JOB ->
Read the records below and copy each line that contains "アネックス".

DATA FOR PROCESSING ->
--*--

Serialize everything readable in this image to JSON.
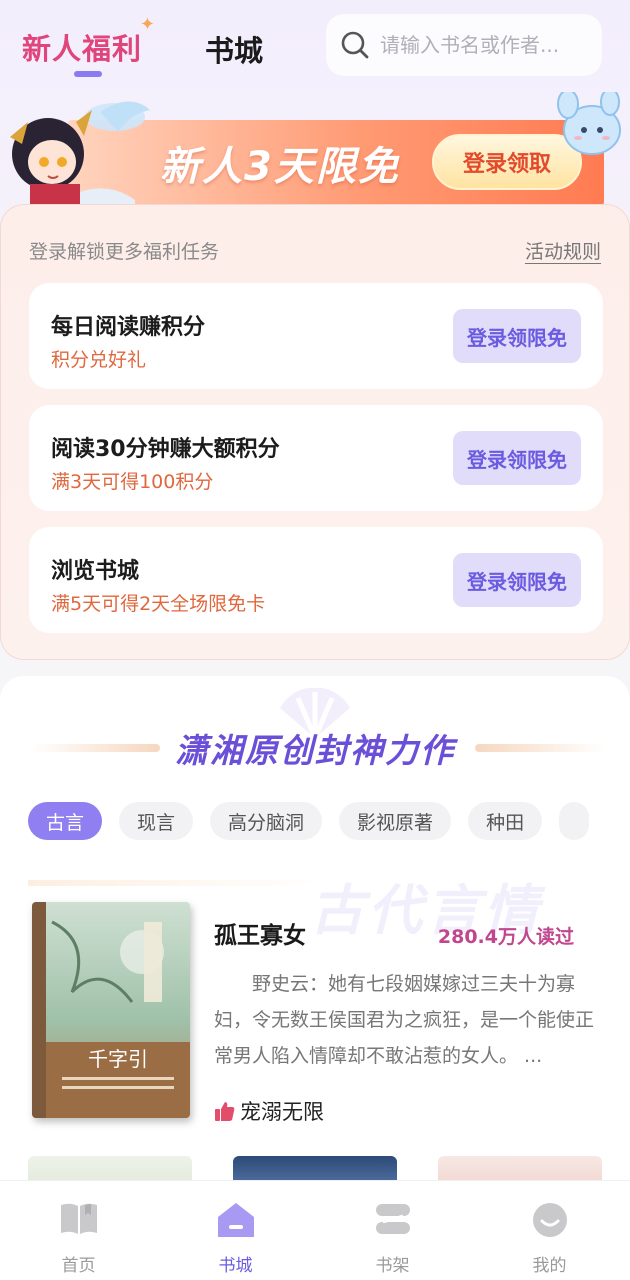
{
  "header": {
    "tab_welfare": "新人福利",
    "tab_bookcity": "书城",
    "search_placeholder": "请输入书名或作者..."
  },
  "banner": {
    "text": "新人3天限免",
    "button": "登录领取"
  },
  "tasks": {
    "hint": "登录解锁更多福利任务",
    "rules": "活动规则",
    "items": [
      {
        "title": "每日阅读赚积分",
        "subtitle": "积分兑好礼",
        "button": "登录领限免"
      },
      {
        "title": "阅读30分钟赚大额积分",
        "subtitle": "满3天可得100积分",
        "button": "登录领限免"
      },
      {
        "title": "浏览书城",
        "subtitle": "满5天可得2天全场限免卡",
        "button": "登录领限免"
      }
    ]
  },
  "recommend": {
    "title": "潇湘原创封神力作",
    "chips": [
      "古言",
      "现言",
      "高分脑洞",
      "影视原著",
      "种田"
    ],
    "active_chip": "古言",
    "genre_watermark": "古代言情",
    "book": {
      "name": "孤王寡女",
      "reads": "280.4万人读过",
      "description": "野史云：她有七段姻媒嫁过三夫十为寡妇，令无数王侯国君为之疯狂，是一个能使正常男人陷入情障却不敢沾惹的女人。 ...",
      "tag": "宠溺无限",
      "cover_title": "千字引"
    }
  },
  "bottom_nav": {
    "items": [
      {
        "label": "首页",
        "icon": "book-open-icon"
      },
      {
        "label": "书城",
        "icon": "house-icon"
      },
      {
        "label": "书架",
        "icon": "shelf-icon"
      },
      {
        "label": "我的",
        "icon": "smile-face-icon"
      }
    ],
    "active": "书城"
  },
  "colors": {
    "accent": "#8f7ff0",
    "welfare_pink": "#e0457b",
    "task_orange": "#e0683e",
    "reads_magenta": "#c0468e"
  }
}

--*--

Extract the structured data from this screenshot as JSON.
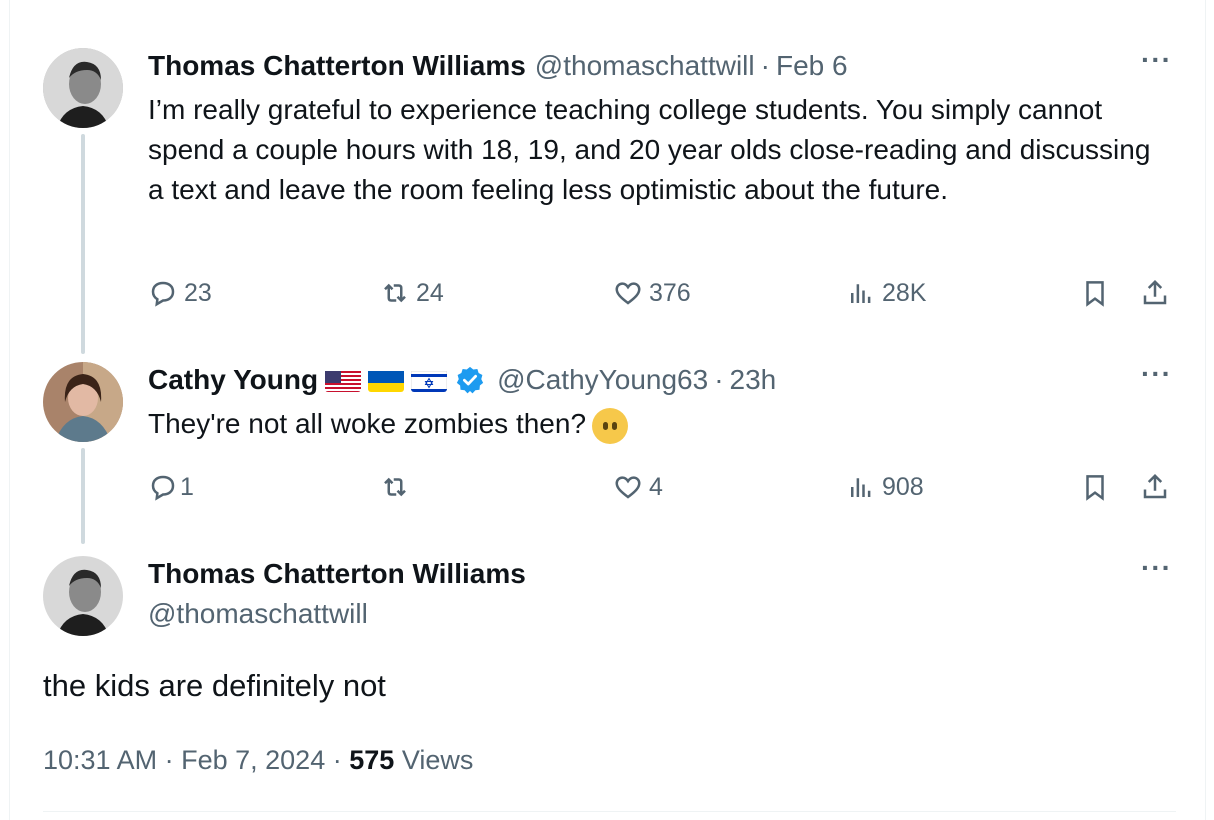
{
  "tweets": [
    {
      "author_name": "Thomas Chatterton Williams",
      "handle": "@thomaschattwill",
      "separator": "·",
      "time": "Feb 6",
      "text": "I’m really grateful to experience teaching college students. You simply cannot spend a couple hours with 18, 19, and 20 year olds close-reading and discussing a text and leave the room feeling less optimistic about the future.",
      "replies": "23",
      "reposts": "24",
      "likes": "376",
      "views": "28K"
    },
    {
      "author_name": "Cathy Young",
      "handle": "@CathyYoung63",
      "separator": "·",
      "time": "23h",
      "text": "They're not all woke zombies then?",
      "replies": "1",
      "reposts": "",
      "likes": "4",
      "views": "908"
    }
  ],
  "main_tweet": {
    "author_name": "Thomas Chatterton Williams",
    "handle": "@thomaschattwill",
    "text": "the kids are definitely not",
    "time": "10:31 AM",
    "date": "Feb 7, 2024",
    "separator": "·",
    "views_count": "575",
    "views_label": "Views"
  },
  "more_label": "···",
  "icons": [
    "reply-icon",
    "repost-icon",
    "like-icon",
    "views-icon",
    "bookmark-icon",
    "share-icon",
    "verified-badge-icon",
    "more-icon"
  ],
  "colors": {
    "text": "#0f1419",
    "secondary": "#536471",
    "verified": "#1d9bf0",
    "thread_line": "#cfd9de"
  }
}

--*--

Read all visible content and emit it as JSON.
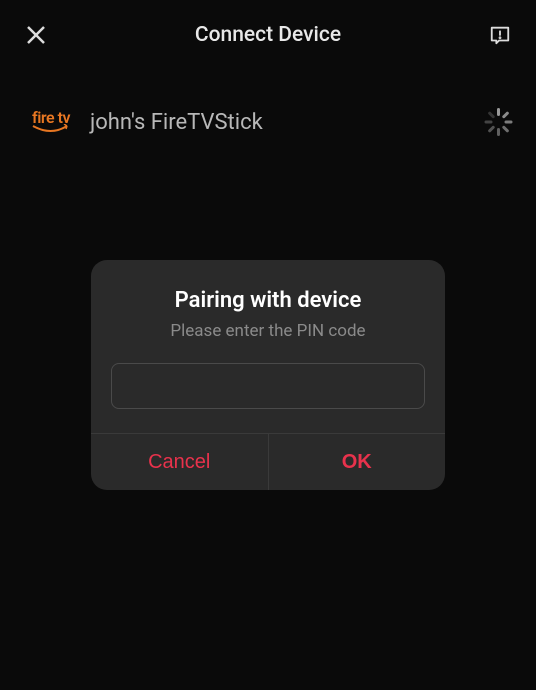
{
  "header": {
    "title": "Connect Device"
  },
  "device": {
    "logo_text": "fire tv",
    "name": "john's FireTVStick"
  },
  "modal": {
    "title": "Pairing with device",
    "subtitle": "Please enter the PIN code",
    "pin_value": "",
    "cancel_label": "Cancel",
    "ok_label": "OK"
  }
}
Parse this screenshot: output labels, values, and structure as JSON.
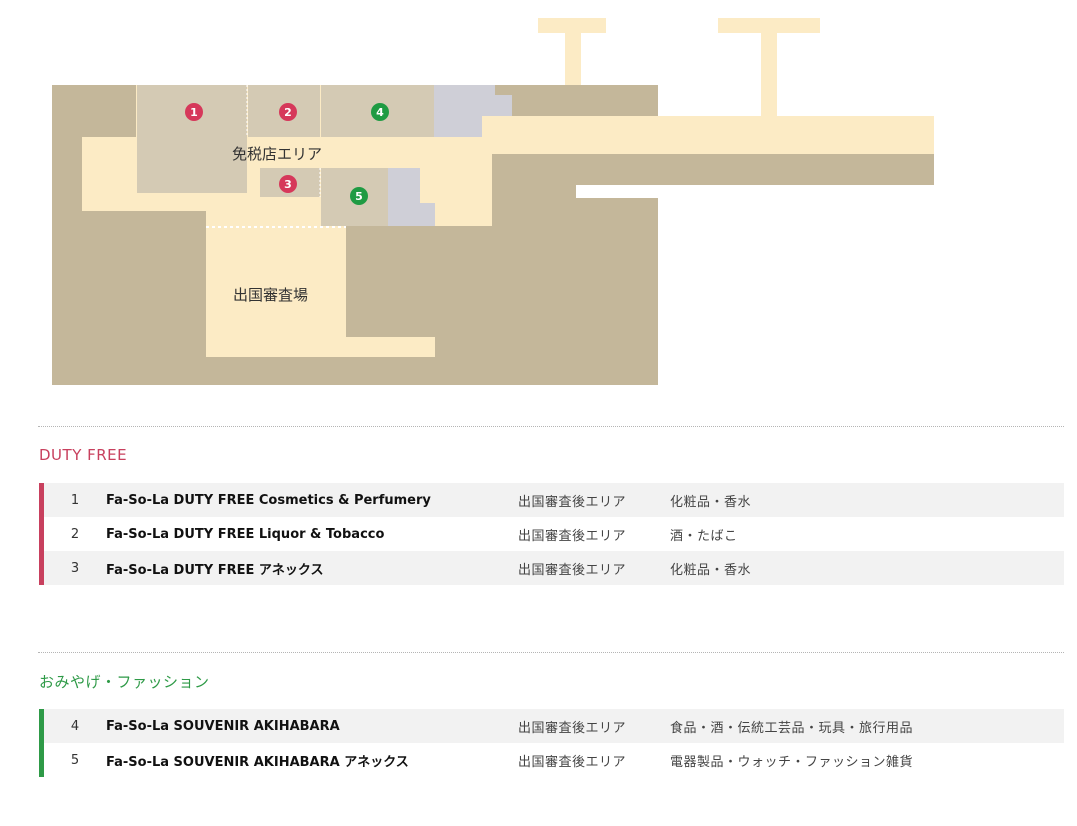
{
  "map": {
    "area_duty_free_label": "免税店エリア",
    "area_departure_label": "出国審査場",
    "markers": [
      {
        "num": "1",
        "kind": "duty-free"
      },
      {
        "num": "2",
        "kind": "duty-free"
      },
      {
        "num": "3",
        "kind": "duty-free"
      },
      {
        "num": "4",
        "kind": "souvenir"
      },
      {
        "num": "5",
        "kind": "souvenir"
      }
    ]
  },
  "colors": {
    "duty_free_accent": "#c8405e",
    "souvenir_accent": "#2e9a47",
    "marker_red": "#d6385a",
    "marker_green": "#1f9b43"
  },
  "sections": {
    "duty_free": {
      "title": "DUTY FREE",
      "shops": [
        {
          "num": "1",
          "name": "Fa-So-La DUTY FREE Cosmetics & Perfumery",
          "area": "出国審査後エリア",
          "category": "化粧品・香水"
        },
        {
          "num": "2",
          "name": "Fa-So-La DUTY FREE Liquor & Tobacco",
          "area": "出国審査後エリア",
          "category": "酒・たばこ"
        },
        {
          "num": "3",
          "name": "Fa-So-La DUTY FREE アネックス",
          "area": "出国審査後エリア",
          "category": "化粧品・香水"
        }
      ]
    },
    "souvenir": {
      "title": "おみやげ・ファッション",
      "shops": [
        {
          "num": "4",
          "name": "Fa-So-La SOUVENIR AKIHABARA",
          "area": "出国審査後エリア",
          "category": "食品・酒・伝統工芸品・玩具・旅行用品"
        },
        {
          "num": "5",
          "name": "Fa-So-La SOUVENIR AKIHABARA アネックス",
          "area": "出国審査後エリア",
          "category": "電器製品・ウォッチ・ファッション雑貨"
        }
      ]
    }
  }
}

--*--

ANSWER BELOW ->
          "name": "Fa-So-La DUTY FREE アネックス",
          "name": "Fa-So-La SOUVENIR AKIHABARA アネックス",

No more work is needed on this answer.